§ OBJECTIVE
A single number is the answer here: how many lines of the entries contain "Standardabweichungen"?

start MATERIAL SHOWN

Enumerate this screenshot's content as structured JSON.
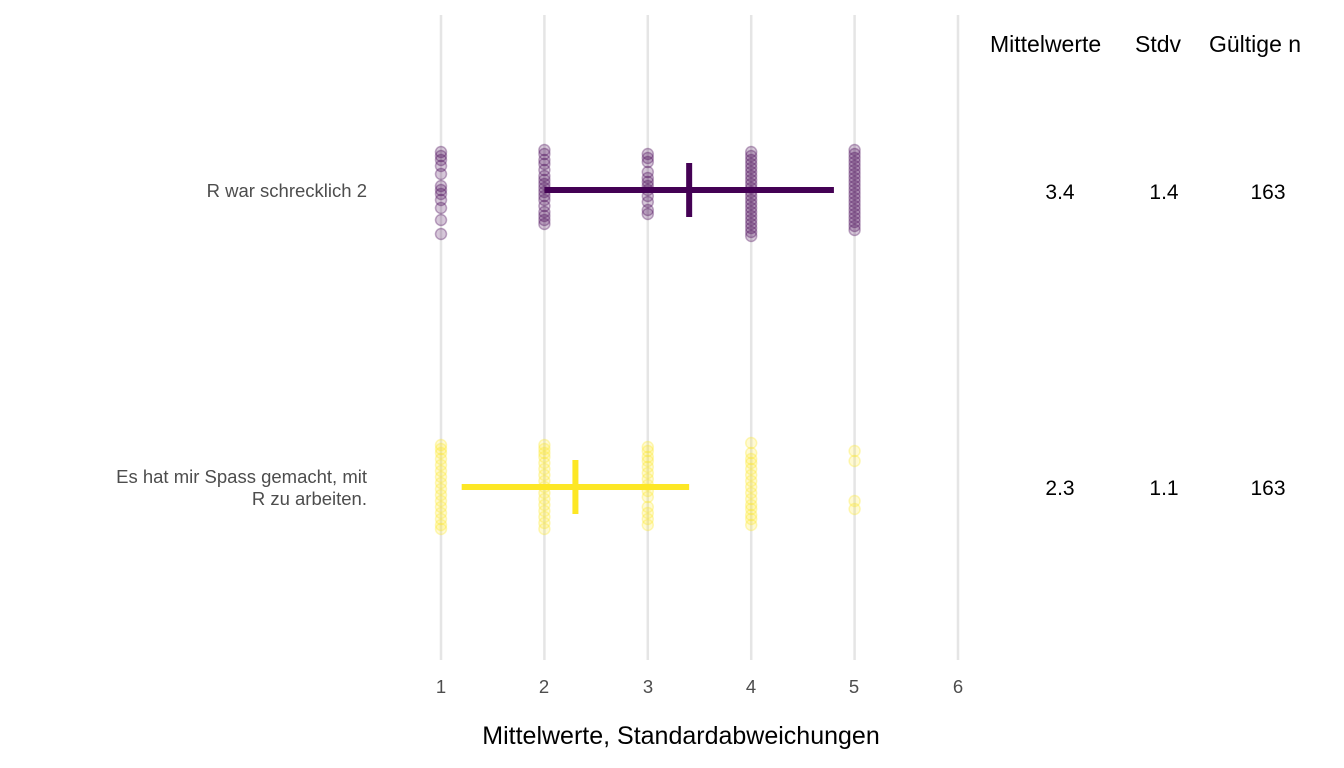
{
  "chart_data": {
    "type": "scatter",
    "title": "",
    "xlabel": "Mittelwerte, Standardabweichungen",
    "ylabel": "",
    "xlim": [
      1,
      6
    ],
    "x_ticks": [
      "1",
      "2",
      "3",
      "4",
      "5",
      "6"
    ],
    "grid": "vertical major gridlines",
    "legend": "none",
    "categories": [
      "R war schrecklich 2",
      "Es hat mir Spass gemacht, mit\nR zu arbeiten."
    ],
    "series": [
      {
        "name": "R war schrecklich 2",
        "color": "#440154",
        "mean": 3.4,
        "sd": 1.4,
        "n": 163,
        "error_bar": [
          2.0,
          4.8
        ],
        "point_values": [
          1,
          2,
          3,
          4,
          5
        ]
      },
      {
        "name": "Es hat mir Spass gemacht, mit R zu arbeiten.",
        "color": "#FDE725",
        "mean": 2.3,
        "sd": 1.1,
        "n": 163,
        "error_bar": [
          1.2,
          3.4
        ],
        "point_values": [
          1,
          2,
          3,
          4,
          5
        ]
      }
    ],
    "table": {
      "headers": [
        "Mittelwerte",
        "Stdv",
        "Gültige n"
      ],
      "rows": [
        [
          "3.4",
          "1.4",
          "163"
        ],
        [
          "2.3",
          "1.1",
          "163"
        ]
      ]
    }
  },
  "labels": {
    "row1": "R war schrecklich 2",
    "row2": "Es hat mir Spass gemacht, mit\nR zu arbeiten.",
    "xtitle": "Mittelwerte, Standardabweichungen",
    "ticks": [
      "1",
      "2",
      "3",
      "4",
      "5",
      "6"
    ],
    "col_mean": "Mittelwerte",
    "col_sd": "Stdv",
    "col_n": "Gültige n",
    "r1_mean": "3.4",
    "r1_sd": "1.4",
    "r1_n": "163",
    "r2_mean": "2.3",
    "r2_sd": "1.1",
    "r2_n": "163"
  }
}
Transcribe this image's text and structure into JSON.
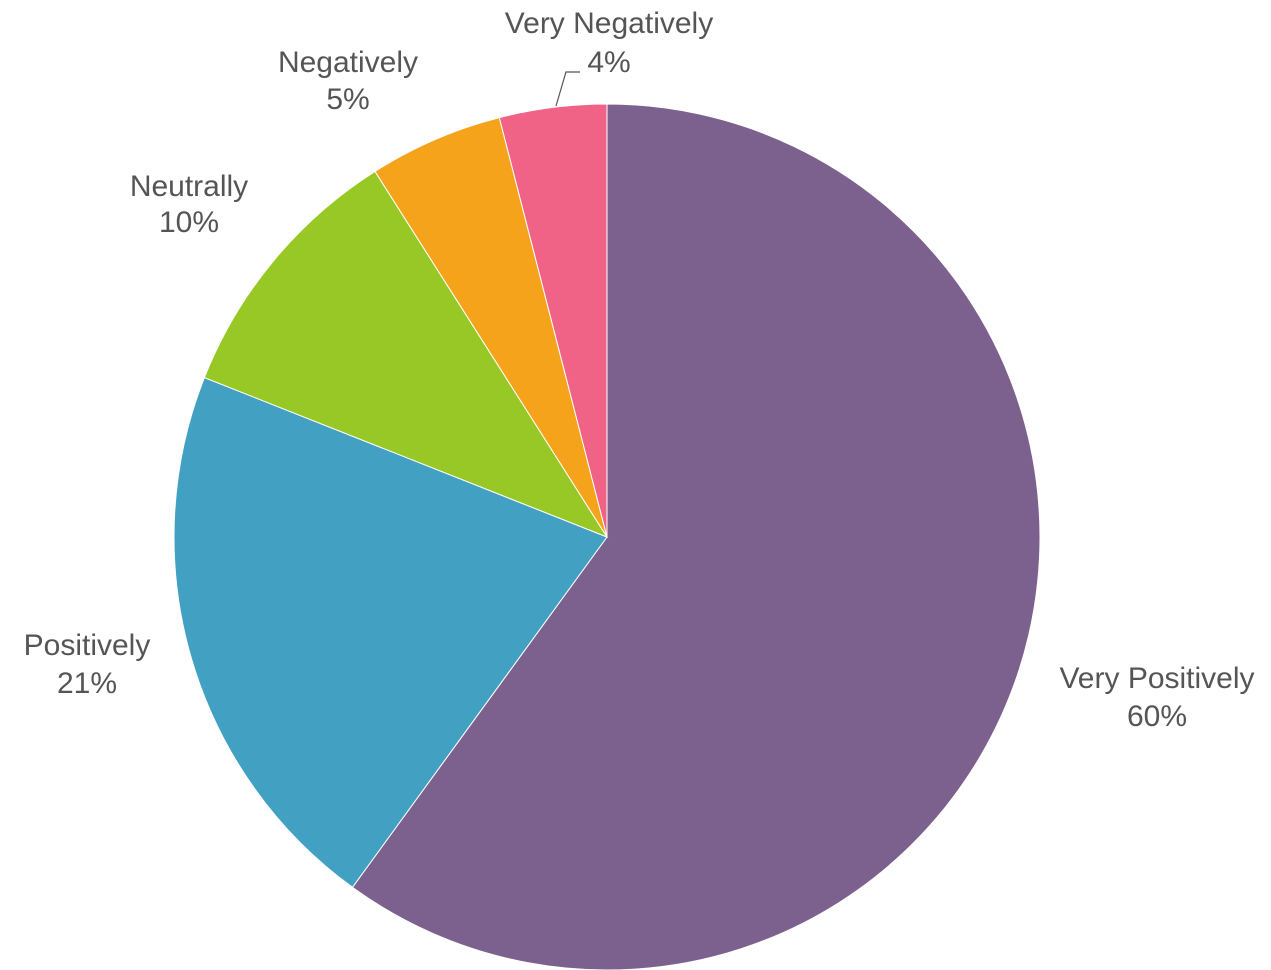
{
  "chart_data": {
    "type": "pie",
    "slices": [
      {
        "label": "Very Positively",
        "value": 60,
        "display": "60%",
        "color": "#7c608d"
      },
      {
        "label": "Positively",
        "value": 21,
        "display": "21%",
        "color": "#42a1c2"
      },
      {
        "label": "Neutrally",
        "value": 10,
        "display": "10%",
        "color": "#97c825"
      },
      {
        "label": "Negatively",
        "value": 5,
        "display": "5%",
        "color": "#f4a31b"
      },
      {
        "label": "Very Negatively",
        "value": 4,
        "display": "4%",
        "color": "#f06387"
      }
    ],
    "start_angle_deg": 0,
    "direction": "clockwise",
    "legend": "none",
    "labels": "outside"
  }
}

end MATERIAL SHOWN

§ WRITTEN RESPONSE
2